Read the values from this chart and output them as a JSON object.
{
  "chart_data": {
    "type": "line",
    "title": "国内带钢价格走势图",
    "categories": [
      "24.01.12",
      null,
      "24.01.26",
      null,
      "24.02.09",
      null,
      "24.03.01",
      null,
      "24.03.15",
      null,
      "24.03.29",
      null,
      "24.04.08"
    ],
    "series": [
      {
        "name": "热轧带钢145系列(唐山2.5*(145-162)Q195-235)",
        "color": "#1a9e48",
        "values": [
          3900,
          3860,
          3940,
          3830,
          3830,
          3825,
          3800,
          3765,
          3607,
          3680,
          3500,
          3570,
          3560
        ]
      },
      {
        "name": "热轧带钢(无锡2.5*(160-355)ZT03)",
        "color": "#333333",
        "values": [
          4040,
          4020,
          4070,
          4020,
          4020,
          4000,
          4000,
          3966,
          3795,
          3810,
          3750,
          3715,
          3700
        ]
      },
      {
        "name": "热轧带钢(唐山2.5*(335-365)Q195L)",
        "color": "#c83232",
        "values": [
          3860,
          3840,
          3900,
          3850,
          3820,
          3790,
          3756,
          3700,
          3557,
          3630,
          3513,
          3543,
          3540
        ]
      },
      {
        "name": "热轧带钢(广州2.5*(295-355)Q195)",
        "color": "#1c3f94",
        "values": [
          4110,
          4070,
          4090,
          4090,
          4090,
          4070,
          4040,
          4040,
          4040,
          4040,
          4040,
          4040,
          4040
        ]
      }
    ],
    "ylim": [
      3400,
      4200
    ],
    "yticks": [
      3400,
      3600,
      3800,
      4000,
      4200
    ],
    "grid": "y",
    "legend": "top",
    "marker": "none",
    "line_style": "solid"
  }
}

▸ **PROBLEM DETAILS**: Output every entry shown above, exactly.

▸ **EXERCISE ANSWER**:
Read the values from this chart and output them as a JSON object.
{
  "chart_data": {
    "type": "line",
    "title": "国内带钢价格走势图",
    "categories": [
      "24.01.12",
      null,
      "24.01.26",
      null,
      "24.02.09",
      null,
      "24.03.01",
      null,
      "24.03.15",
      null,
      "24.03.29",
      null,
      "24.04.08"
    ],
    "series": [
      {
        "name": "热轧带钢145系列(唐山2.5*(145-162)Q195-235)",
        "color": "#1a9e48",
        "values": [
          3900,
          3860,
          3940,
          3830,
          3830,
          3825,
          3800,
          3765,
          3607,
          3680,
          3500,
          3570,
          3560
        ]
      },
      {
        "name": "热轧带钢(无锡2.5*(160-355)ZT03)",
        "color": "#333333",
        "values": [
          4040,
          4020,
          4070,
          4020,
          4020,
          4000,
          4000,
          3966,
          3795,
          3810,
          3750,
          3715,
          3700
        ]
      },
      {
        "name": "热轧带钢(唐山2.5*(335-365)Q195L)",
        "color": "#c83232",
        "values": [
          3860,
          3840,
          3900,
          3850,
          3820,
          3790,
          3756,
          3700,
          3557,
          3630,
          3513,
          3543,
          3540
        ]
      },
      {
        "name": "热轧带钢(广州2.5*(295-355)Q195)",
        "color": "#1c3f94",
        "values": [
          4110,
          4070,
          4090,
          4090,
          4090,
          4070,
          4040,
          4040,
          4040,
          4040,
          4040,
          4040,
          4040
        ]
      }
    ],
    "ylim": [
      3400,
      4200
    ],
    "yticks": [
      3400,
      3600,
      3800,
      4000,
      4200
    ],
    "grid": "y",
    "legend": "top",
    "marker": "none",
    "line_style": "solid"
  }
}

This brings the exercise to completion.